> PROBLEM DETAILS
Only the pictures are left out: repeat the rest of the entries exactly.

---- LISTING

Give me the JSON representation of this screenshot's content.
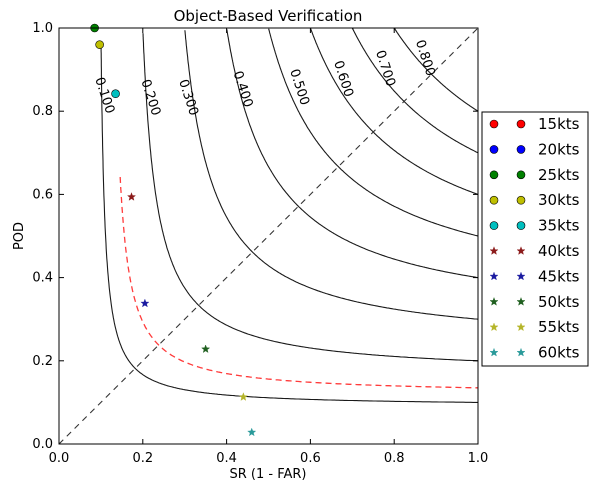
{
  "chart_data": {
    "type": "scatter",
    "title": "Object-Based Verification",
    "xlabel": "SR (1 - FAR)",
    "ylabel": "POD",
    "xlim": [
      0.0,
      1.0
    ],
    "ylim": [
      0.0,
      1.0
    ],
    "x_ticks": [
      "0.0",
      "0.2",
      "0.4",
      "0.6",
      "0.8",
      "1.0"
    ],
    "y_ticks": [
      "0.0",
      "0.2",
      "0.4",
      "0.6",
      "0.8",
      "1.0"
    ],
    "csi_contours": {
      "levels": [
        0.1,
        0.2,
        0.3,
        0.4,
        0.5,
        0.6,
        0.7,
        0.8
      ],
      "labels": [
        "0.100",
        "0.200",
        "0.300",
        "0.400",
        "0.500",
        "0.600",
        "0.700",
        "0.800"
      ]
    },
    "reference_line": "dashed diagonal (bias = 1)",
    "dashed_curve": "red dashed curve",
    "legend_position": "right, outside plot",
    "series": [
      {
        "name": "15kts",
        "marker": "circle",
        "color": "#ff0000",
        "x": [],
        "y": []
      },
      {
        "name": "20kts",
        "marker": "circle",
        "color": "#0000ff",
        "x": [],
        "y": []
      },
      {
        "name": "25kts",
        "marker": "circle",
        "color": "#008000",
        "x": [
          0.085
        ],
        "y": [
          1.0
        ]
      },
      {
        "name": "30kts",
        "marker": "circle",
        "color": "#bfbf00",
        "x": [
          0.097
        ],
        "y": [
          0.96
        ]
      },
      {
        "name": "35kts",
        "marker": "circle",
        "color": "#00bfbf",
        "x": [
          0.135
        ],
        "y": [
          0.842
        ]
      },
      {
        "name": "40kts",
        "marker": "star",
        "color": "#8b1a1a",
        "x": [
          0.173
        ],
        "y": [
          0.594
        ]
      },
      {
        "name": "45kts",
        "marker": "star",
        "color": "#1a1aa0",
        "x": [
          0.205
        ],
        "y": [
          0.338
        ]
      },
      {
        "name": "50kts",
        "marker": "star",
        "color": "#1f5f1f",
        "x": [
          0.35
        ],
        "y": [
          0.228
        ]
      },
      {
        "name": "55kts",
        "marker": "star",
        "color": "#b5b52a",
        "x": [
          0.44
        ],
        "y": [
          0.113
        ]
      },
      {
        "name": "60kts",
        "marker": "star",
        "color": "#2a9a9a",
        "x": [
          0.46
        ],
        "y": [
          0.028
        ]
      }
    ]
  }
}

--------

> EXERCISE ANSWER
Give me the JSON representation of this screenshot's content.
{
  "chart_data": {
    "type": "scatter",
    "title": "Object-Based Verification",
    "xlabel": "SR (1 - FAR)",
    "ylabel": "POD",
    "xlim": [
      0.0,
      1.0
    ],
    "ylim": [
      0.0,
      1.0
    ],
    "x_ticks": [
      "0.0",
      "0.2",
      "0.4",
      "0.6",
      "0.8",
      "1.0"
    ],
    "y_ticks": [
      "0.0",
      "0.2",
      "0.4",
      "0.6",
      "0.8",
      "1.0"
    ],
    "csi_contours": {
      "levels": [
        0.1,
        0.2,
        0.3,
        0.4,
        0.5,
        0.6,
        0.7,
        0.8
      ],
      "labels": [
        "0.100",
        "0.200",
        "0.300",
        "0.400",
        "0.500",
        "0.600",
        "0.700",
        "0.800"
      ]
    },
    "reference_line": "dashed diagonal (bias = 1)",
    "dashed_curve": "red dashed curve",
    "legend_position": "right, outside plot",
    "series": [
      {
        "name": "15kts",
        "marker": "circle",
        "color": "#ff0000",
        "x": [],
        "y": []
      },
      {
        "name": "20kts",
        "marker": "circle",
        "color": "#0000ff",
        "x": [],
        "y": []
      },
      {
        "name": "25kts",
        "marker": "circle",
        "color": "#008000",
        "x": [
          0.085
        ],
        "y": [
          1.0
        ]
      },
      {
        "name": "30kts",
        "marker": "circle",
        "color": "#bfbf00",
        "x": [
          0.097
        ],
        "y": [
          0.96
        ]
      },
      {
        "name": "35kts",
        "marker": "circle",
        "color": "#00bfbf",
        "x": [
          0.135
        ],
        "y": [
          0.842
        ]
      },
      {
        "name": "40kts",
        "marker": "star",
        "color": "#8b1a1a",
        "x": [
          0.173
        ],
        "y": [
          0.594
        ]
      },
      {
        "name": "45kts",
        "marker": "star",
        "color": "#1a1aa0",
        "x": [
          0.205
        ],
        "y": [
          0.338
        ]
      },
      {
        "name": "50kts",
        "marker": "star",
        "color": "#1f5f1f",
        "x": [
          0.35
        ],
        "y": [
          0.228
        ]
      },
      {
        "name": "55kts",
        "marker": "star",
        "color": "#b5b52a",
        "x": [
          0.44
        ],
        "y": [
          0.113
        ]
      },
      {
        "name": "60kts",
        "marker": "star",
        "color": "#2a9a9a",
        "x": [
          0.46
        ],
        "y": [
          0.028
        ]
      }
    ]
  }
}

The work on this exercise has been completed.